** START DATA LINES **
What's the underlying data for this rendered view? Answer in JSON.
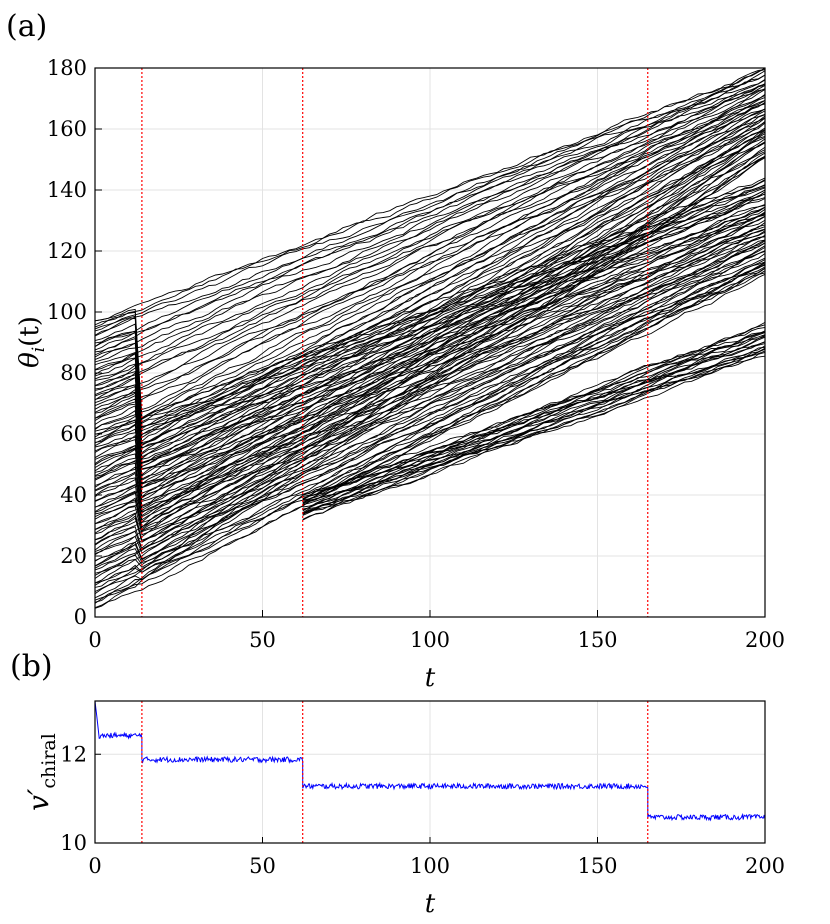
{
  "chart_data": [
    {
      "panel": "(a)",
      "type": "line",
      "description_series": "many oscillator phase trajectories drifting upward, forming bands that split apart at transitions",
      "xlabel": "t",
      "ylabel": "θ_i(t)",
      "ylabel_main": "θ",
      "ylabel_sub": "i",
      "ylabel_tail": "(t)",
      "xlim": [
        0,
        200
      ],
      "ylim": [
        0,
        180
      ],
      "xticks": [
        "0",
        "50",
        "100",
        "150",
        "200"
      ],
      "yticks": [
        "0",
        "20",
        "40",
        "60",
        "80",
        "100",
        "120",
        "140",
        "160",
        "180"
      ],
      "grid": true,
      "line_color": "#000000",
      "transition_color": "#ff0000",
      "transition_times": [
        14,
        62,
        165
      ],
      "bands": [
        {
          "name": "upper",
          "lower_start": [
            0,
            0
          ],
          "lower_end": [
            200,
            150
          ],
          "upper_start": [
            0,
            98
          ],
          "upper_end": [
            200,
            180
          ],
          "t_start": 0,
          "t_end": 200
        },
        {
          "name": "middle",
          "lower_start": [
            0,
            2
          ],
          "lower_end": [
            200,
            112
          ],
          "upper_start": [
            14,
            67
          ],
          "upper_end": [
            200,
            144
          ],
          "t_start": 0,
          "t_end": 200
        },
        {
          "name": "lower",
          "lower_start": [
            62,
            32
          ],
          "lower_end": [
            200,
            86
          ],
          "upper_start": [
            62,
            40
          ],
          "upper_end": [
            200,
            96
          ],
          "t_start": 62,
          "t_end": 200
        }
      ]
    },
    {
      "panel": "(b)",
      "type": "line",
      "xlabel": "t",
      "ylabel": "v'_chiral",
      "ylabel_main": "v′",
      "ylabel_sub": "chiral",
      "xlim": [
        0,
        200
      ],
      "ylim": [
        10,
        13.2
      ],
      "xticks": [
        "0",
        "50",
        "100",
        "150",
        "200"
      ],
      "yticks": [
        "10",
        "12"
      ],
      "grid": true,
      "line_color": "#0000ff",
      "transition_color": "#ff0000",
      "transition_times": [
        14,
        62,
        165
      ],
      "segments": [
        {
          "t_start": 0,
          "t_end": 14,
          "value": 12.42
        },
        {
          "t_start": 14,
          "t_end": 62,
          "value": 11.88
        },
        {
          "t_start": 62,
          "t_end": 165,
          "value": 11.28
        },
        {
          "t_start": 165,
          "t_end": 200,
          "value": 10.58
        }
      ],
      "initial_value": 13.2
    }
  ]
}
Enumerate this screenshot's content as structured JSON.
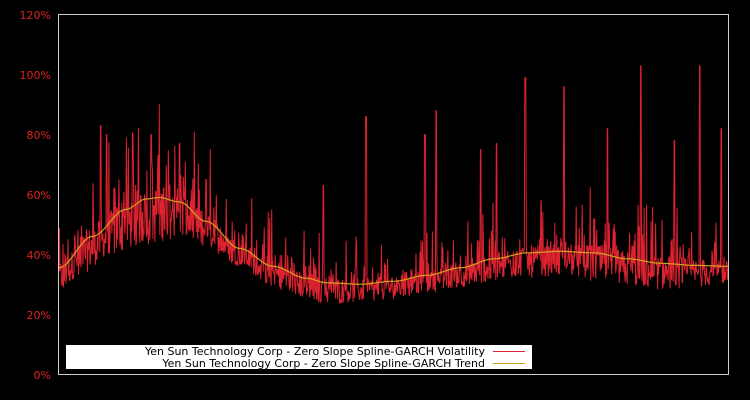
** END DATA LINES **
- YOUR TASK: Omit the pictures and output all of the other material exactly.

- SOLUTION FOR THIS PROBLEM:
What's the underlying data for this rendered view? Answer in JSON.
{
  "chart_data": [
    {
      "panel": "(a)",
      "type": "line",
      "description_series": "many oscillator phase trajectories drifting upward, forming bands that split apart at transitions",
      "xlabel": "t",
      "ylabel": "θ_i(t)",
      "ylabel_main": "θ",
      "ylabel_sub": "i",
      "ylabel_tail": "(t)",
      "xlim": [
        0,
        200
      ],
      "ylim": [
        0,
        180
      ],
      "xticks": [
        "0",
        "50",
        "100",
        "150",
        "200"
      ],
      "yticks": [
        "0",
        "20",
        "40",
        "60",
        "80",
        "100",
        "120",
        "140",
        "160",
        "180"
      ],
      "grid": true,
      "line_color": "#000000",
      "transition_color": "#ff0000",
      "transition_times": [
        14,
        62,
        165
      ],
      "bands": [
        {
          "name": "upper",
          "lower_start": [
            0,
            0
          ],
          "lower_end": [
            200,
            150
          ],
          "upper_start": [
            0,
            98
          ],
          "upper_end": [
            200,
            180
          ],
          "t_start": 0,
          "t_end": 200
        },
        {
          "name": "middle",
          "lower_start": [
            0,
            2
          ],
          "lower_end": [
            200,
            112
          ],
          "upper_start": [
            14,
            67
          ],
          "upper_end": [
            200,
            144
          ],
          "t_start": 0,
          "t_end": 200
        },
        {
          "name": "lower",
          "lower_start": [
            62,
            32
          ],
          "lower_end": [
            200,
            86
          ],
          "upper_start": [
            62,
            40
          ],
          "upper_end": [
            200,
            96
          ],
          "t_start": 62,
          "t_end": 200
        }
      ]
    },
    {
      "panel": "(b)",
      "type": "line",
      "xlabel": "t",
      "ylabel": "v'_chiral",
      "ylabel_main": "v′",
      "ylabel_sub": "chiral",
      "xlim": [
        0,
        200
      ],
      "ylim": [
        10,
        13.2
      ],
      "xticks": [
        "0",
        "50",
        "100",
        "150",
        "200"
      ],
      "yticks": [
        "10",
        "12"
      ],
      "grid": true,
      "line_color": "#0000ff",
      "transition_color": "#ff0000",
      "transition_times": [
        14,
        62,
        165
      ],
      "segments": [
        {
          "t_start": 0,
          "t_end": 14,
          "value": 12.42
        },
        {
          "t_start": 14,
          "t_end": 62,
          "value": 11.88
        },
        {
          "t_start": 62,
          "t_end": 165,
          "value": 11.28
        },
        {
          "t_start": 165,
          "t_end": 200,
          "value": 10.58
        }
      ],
      "initial_value": 13.2
    }
  ]
}
Enumerate this screenshot's content as structured JSON.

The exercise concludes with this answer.